◆ **Goal**: Copy out the lines that have "包含了管理费" in them.

◆ **Collected data entries**:
■ ■ ■ ■ ■ ■ ■

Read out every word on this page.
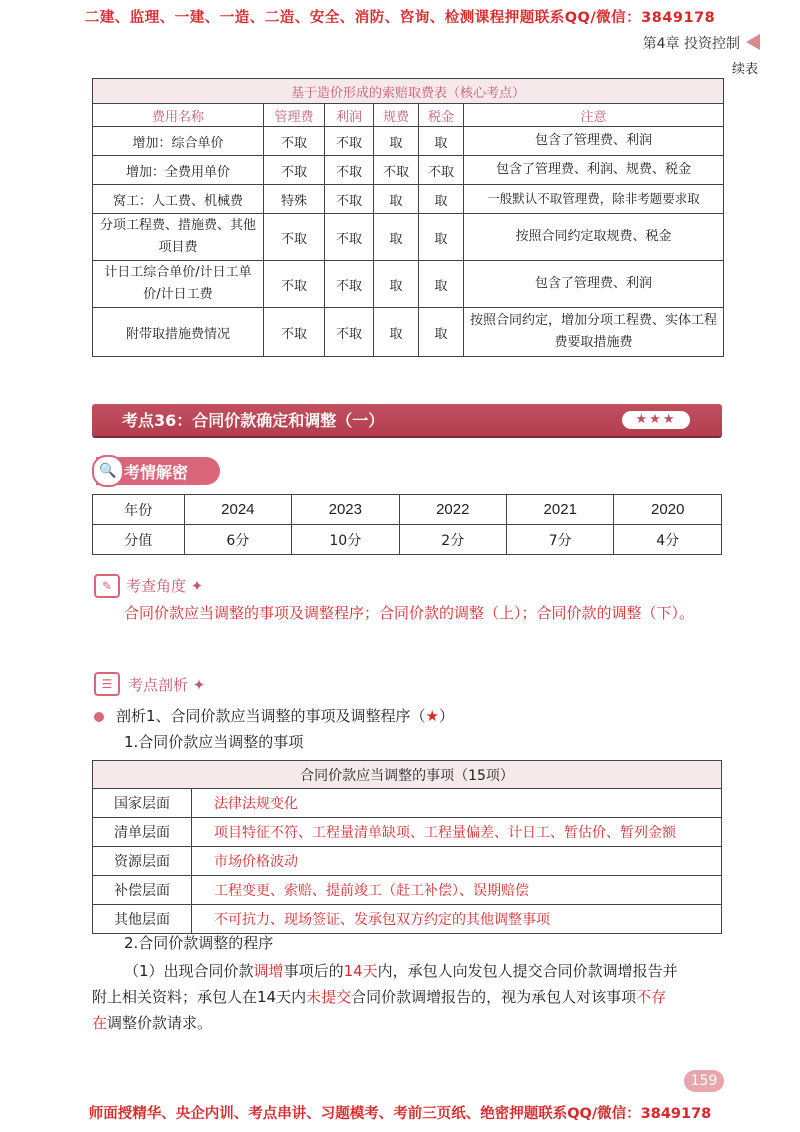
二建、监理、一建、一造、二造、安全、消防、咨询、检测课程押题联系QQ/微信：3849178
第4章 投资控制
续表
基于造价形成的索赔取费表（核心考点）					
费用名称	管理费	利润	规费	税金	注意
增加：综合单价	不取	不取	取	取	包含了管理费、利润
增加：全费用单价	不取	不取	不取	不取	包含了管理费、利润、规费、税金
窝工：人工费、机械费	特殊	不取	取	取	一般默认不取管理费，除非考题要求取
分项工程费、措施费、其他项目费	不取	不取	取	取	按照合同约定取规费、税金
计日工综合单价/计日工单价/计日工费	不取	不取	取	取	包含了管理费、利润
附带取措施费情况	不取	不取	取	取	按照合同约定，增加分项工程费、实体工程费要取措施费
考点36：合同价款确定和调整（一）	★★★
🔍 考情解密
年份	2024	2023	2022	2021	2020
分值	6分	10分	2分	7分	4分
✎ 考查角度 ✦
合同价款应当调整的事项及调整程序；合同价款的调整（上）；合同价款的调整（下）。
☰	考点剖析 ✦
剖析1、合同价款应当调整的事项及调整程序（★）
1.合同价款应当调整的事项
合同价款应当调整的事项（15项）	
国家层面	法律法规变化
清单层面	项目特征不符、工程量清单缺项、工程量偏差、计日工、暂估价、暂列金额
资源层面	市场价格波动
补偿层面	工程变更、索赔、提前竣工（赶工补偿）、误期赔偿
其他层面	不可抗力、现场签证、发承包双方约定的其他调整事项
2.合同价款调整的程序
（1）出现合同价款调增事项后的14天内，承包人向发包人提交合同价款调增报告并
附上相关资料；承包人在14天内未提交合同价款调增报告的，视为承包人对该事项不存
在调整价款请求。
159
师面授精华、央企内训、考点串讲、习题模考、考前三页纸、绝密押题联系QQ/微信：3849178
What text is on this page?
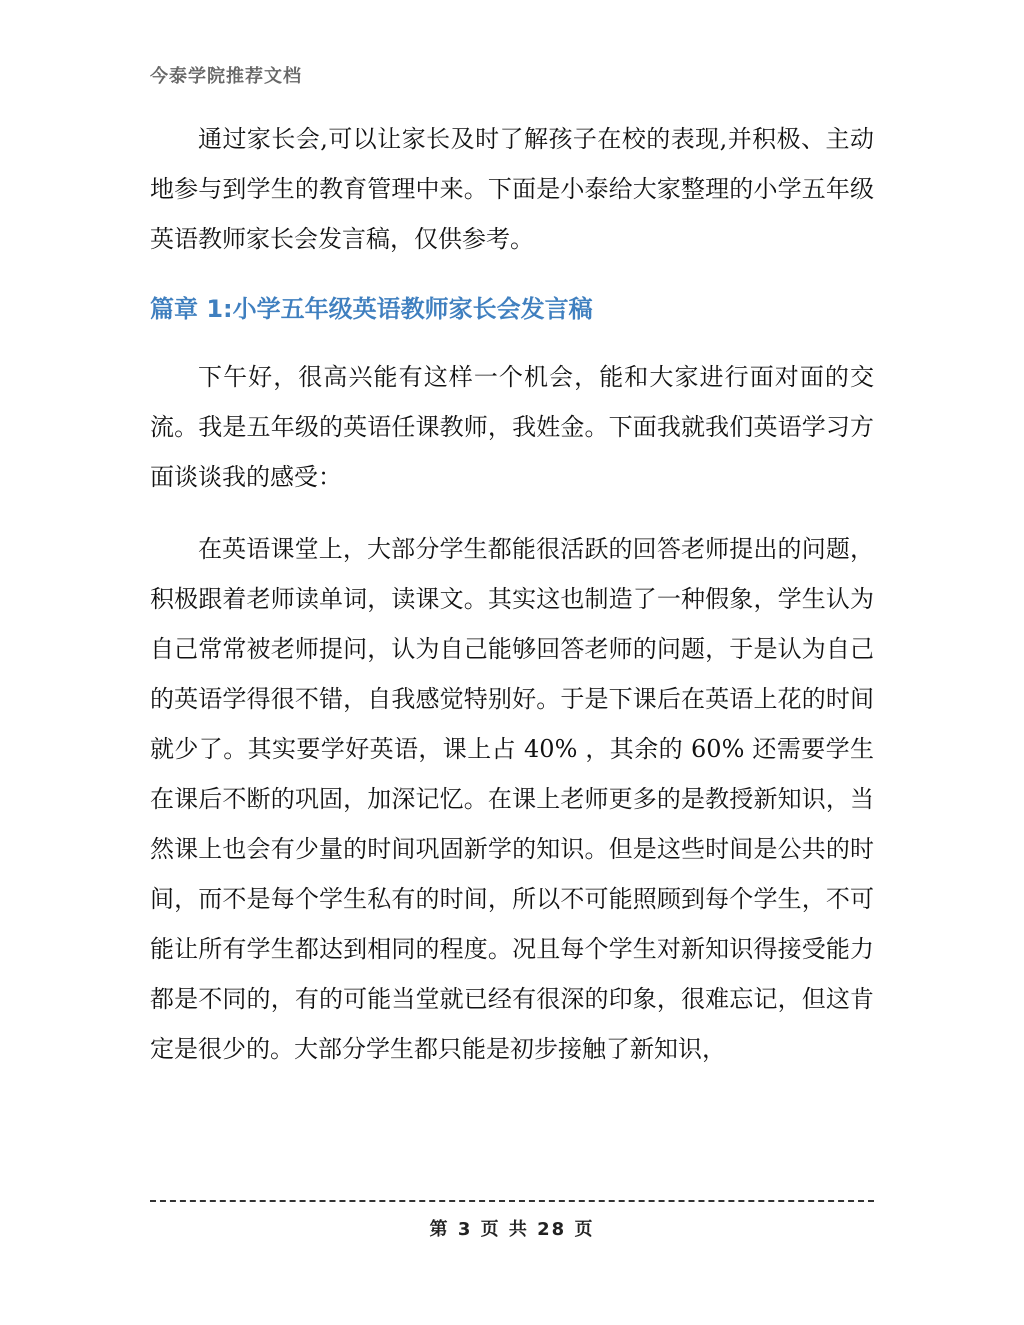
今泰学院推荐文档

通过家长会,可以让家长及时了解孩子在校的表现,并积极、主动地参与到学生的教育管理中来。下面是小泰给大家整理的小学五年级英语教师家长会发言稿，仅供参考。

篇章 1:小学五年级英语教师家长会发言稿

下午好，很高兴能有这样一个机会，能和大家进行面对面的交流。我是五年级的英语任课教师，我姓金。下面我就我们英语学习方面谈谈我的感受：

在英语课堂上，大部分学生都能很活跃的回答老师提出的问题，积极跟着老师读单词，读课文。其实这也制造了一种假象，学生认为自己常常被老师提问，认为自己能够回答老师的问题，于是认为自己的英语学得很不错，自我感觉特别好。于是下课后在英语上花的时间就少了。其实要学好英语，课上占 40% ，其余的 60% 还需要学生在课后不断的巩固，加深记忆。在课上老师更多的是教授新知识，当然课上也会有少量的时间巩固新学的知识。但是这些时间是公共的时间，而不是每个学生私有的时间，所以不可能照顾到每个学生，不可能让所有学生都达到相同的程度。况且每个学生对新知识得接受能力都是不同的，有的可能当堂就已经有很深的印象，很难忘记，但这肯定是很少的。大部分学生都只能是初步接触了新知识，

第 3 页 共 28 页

■ ■ ■ ■ ■ ■ ■

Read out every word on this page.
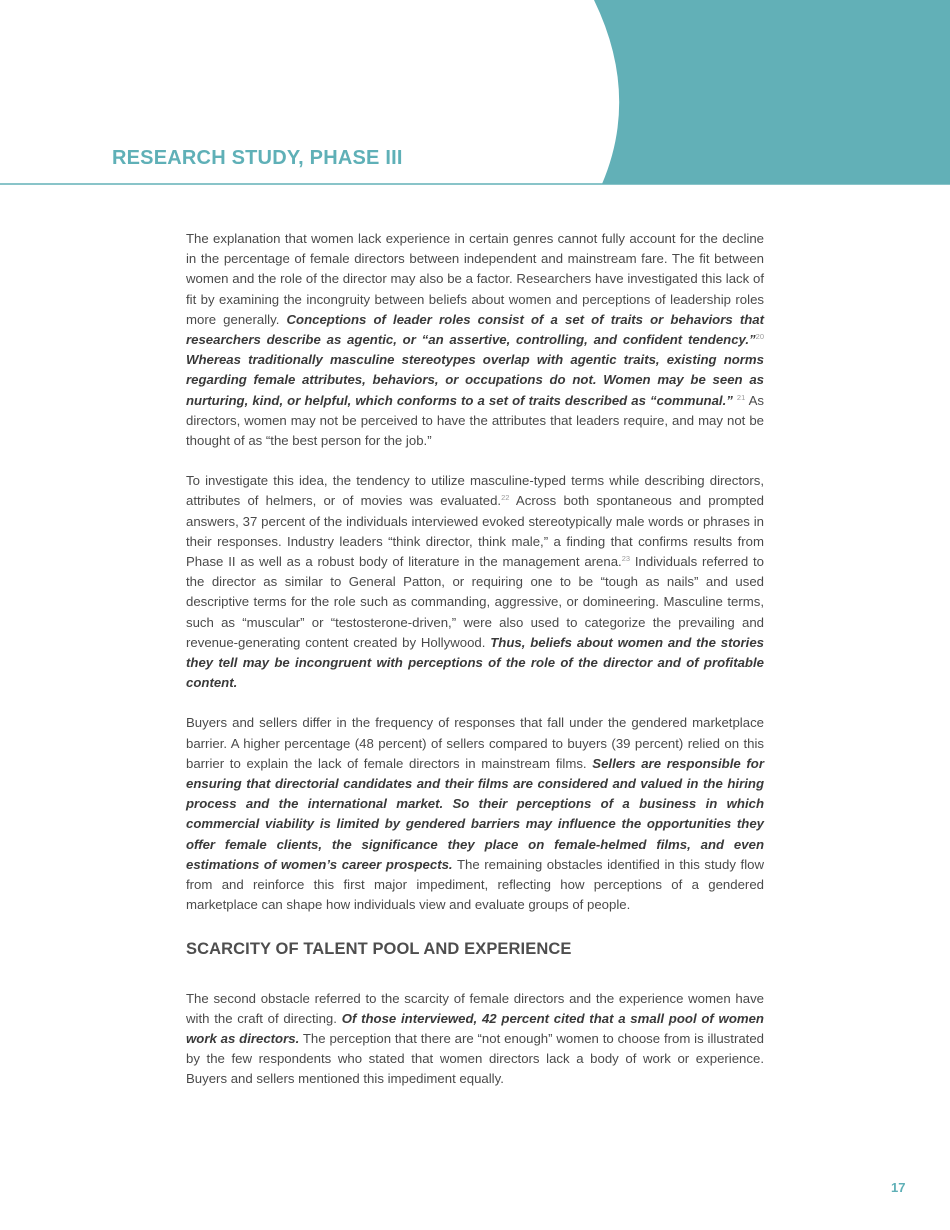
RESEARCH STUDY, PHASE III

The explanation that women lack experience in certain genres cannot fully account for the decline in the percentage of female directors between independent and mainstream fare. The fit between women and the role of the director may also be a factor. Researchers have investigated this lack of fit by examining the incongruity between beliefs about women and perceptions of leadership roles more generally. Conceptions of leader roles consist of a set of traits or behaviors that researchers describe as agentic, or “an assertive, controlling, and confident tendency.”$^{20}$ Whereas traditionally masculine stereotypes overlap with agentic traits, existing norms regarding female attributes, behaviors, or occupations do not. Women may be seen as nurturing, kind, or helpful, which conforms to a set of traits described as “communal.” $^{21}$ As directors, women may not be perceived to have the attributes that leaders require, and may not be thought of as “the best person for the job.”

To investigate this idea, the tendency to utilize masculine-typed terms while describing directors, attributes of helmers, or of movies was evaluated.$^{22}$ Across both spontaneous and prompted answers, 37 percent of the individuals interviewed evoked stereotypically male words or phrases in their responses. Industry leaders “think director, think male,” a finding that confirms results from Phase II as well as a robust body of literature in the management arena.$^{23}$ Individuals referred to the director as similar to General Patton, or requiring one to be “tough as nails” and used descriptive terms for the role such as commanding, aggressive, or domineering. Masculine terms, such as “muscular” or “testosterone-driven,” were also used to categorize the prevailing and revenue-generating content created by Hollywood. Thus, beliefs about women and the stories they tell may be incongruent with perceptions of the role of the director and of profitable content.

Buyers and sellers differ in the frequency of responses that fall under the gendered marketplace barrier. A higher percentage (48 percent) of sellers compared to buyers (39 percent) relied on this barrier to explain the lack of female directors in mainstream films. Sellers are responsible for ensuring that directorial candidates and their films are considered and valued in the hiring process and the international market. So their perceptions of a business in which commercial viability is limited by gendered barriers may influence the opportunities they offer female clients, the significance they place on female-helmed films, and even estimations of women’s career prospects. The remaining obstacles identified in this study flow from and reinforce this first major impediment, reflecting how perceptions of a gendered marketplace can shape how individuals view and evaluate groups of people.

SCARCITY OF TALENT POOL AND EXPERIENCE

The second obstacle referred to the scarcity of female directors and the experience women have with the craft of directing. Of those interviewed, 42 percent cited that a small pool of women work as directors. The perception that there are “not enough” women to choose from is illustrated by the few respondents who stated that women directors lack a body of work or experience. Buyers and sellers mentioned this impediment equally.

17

■ ■ ■ ■ ■ ■ ■

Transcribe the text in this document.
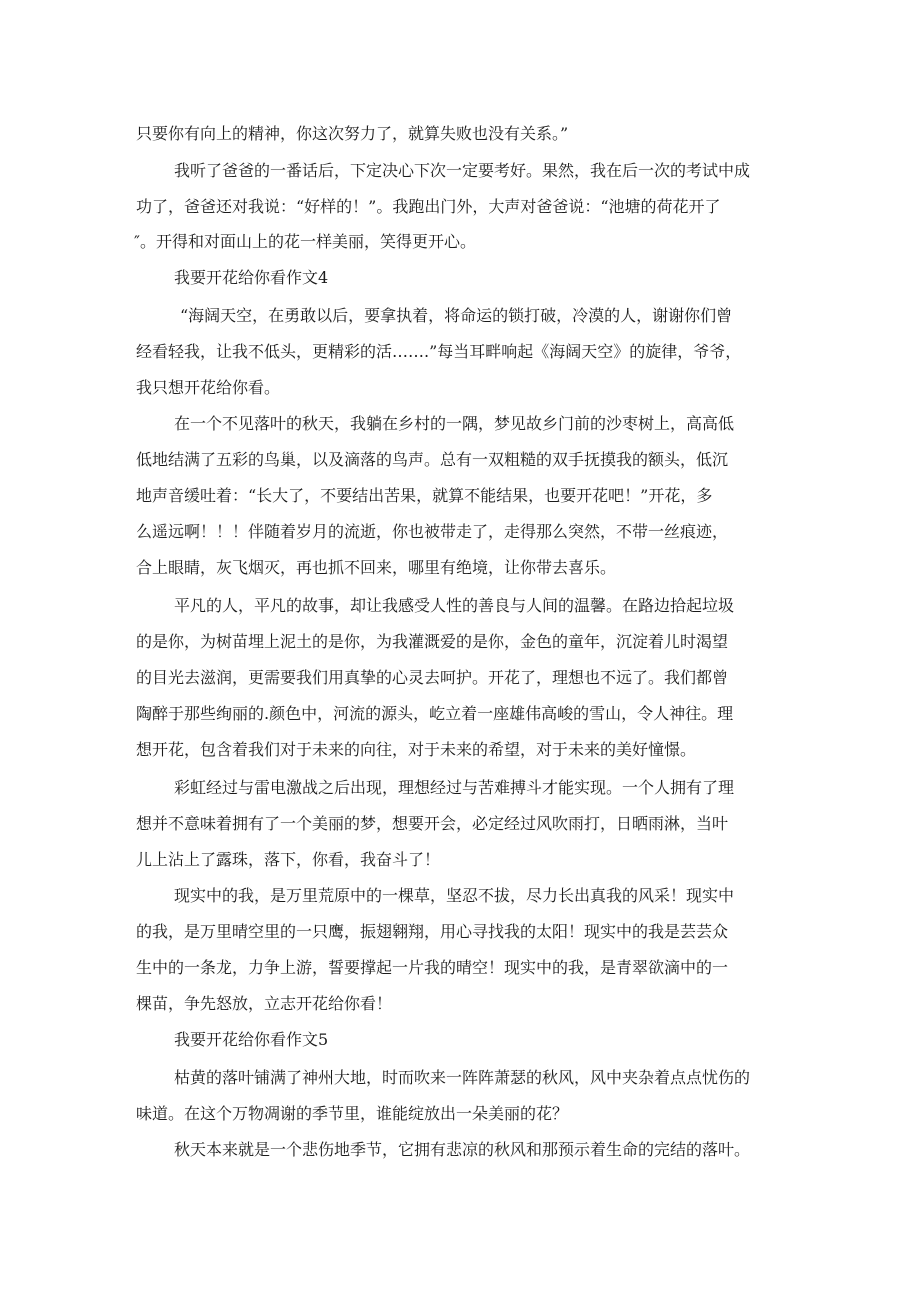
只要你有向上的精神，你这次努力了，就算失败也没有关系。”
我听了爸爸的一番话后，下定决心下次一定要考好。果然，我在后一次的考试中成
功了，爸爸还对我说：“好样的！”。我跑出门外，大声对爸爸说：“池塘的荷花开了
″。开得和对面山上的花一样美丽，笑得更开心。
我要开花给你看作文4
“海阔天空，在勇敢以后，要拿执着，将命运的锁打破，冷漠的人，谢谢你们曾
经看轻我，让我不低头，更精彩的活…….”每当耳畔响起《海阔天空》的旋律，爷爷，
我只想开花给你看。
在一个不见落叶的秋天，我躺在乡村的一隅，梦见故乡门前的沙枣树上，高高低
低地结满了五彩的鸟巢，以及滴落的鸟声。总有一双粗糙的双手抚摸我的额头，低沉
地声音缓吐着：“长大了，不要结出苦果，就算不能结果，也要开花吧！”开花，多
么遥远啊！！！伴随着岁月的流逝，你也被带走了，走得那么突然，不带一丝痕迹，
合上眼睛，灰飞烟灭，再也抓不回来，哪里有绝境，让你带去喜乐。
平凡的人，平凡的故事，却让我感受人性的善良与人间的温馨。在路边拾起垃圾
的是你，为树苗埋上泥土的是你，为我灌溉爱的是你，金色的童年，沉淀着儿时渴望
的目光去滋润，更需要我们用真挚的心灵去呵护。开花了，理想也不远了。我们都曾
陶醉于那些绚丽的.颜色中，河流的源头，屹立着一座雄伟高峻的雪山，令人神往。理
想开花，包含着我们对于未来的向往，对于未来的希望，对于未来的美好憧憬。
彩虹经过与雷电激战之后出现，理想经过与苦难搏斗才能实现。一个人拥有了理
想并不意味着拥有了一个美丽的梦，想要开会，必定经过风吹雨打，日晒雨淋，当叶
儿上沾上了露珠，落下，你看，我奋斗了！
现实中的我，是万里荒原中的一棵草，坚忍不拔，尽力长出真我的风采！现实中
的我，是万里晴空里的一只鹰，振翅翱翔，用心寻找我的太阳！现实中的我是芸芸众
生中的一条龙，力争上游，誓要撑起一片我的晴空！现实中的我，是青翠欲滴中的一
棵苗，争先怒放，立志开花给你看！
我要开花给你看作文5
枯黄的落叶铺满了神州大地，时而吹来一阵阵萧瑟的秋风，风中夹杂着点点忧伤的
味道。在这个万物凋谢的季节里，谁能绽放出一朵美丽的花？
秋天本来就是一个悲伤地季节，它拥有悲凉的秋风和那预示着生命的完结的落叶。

■ ■ ■ ■ ■ ■ ■

◆ **Answer to this exercise**:
增加：综合单价	不取	不取	取	取	包含了管理费、利润
增加：全费用单价	不取	不取	不取	不取	包含了管理费、利润、规费、税金
计日工综合单价/计日工单价/计日工费	不取	不取	取	取	包含了管理费、利润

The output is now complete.